▶ Given information
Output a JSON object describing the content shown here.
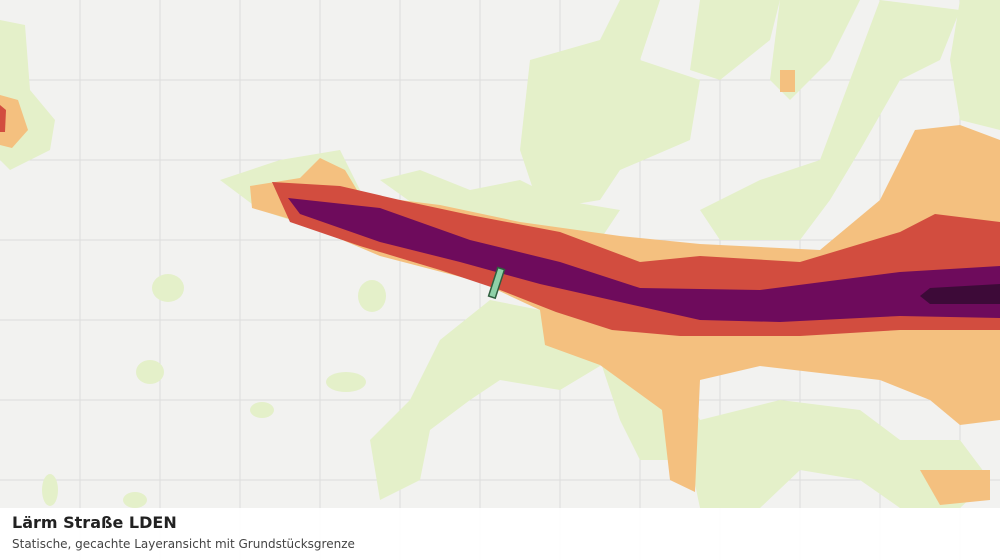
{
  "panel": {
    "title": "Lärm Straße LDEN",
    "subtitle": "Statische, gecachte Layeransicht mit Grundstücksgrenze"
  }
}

▶ Exercise description
In this exercise, set down all of the data exactly, without the pictures.

▶ Result
Output a JSON object describing the content shown here.
{
  "panel": {
    "title": "Lärm Straße LDEN",
    "subtitle": "Statische, gecachte Layeransicht mit Grundstücksgrenze"
  }
}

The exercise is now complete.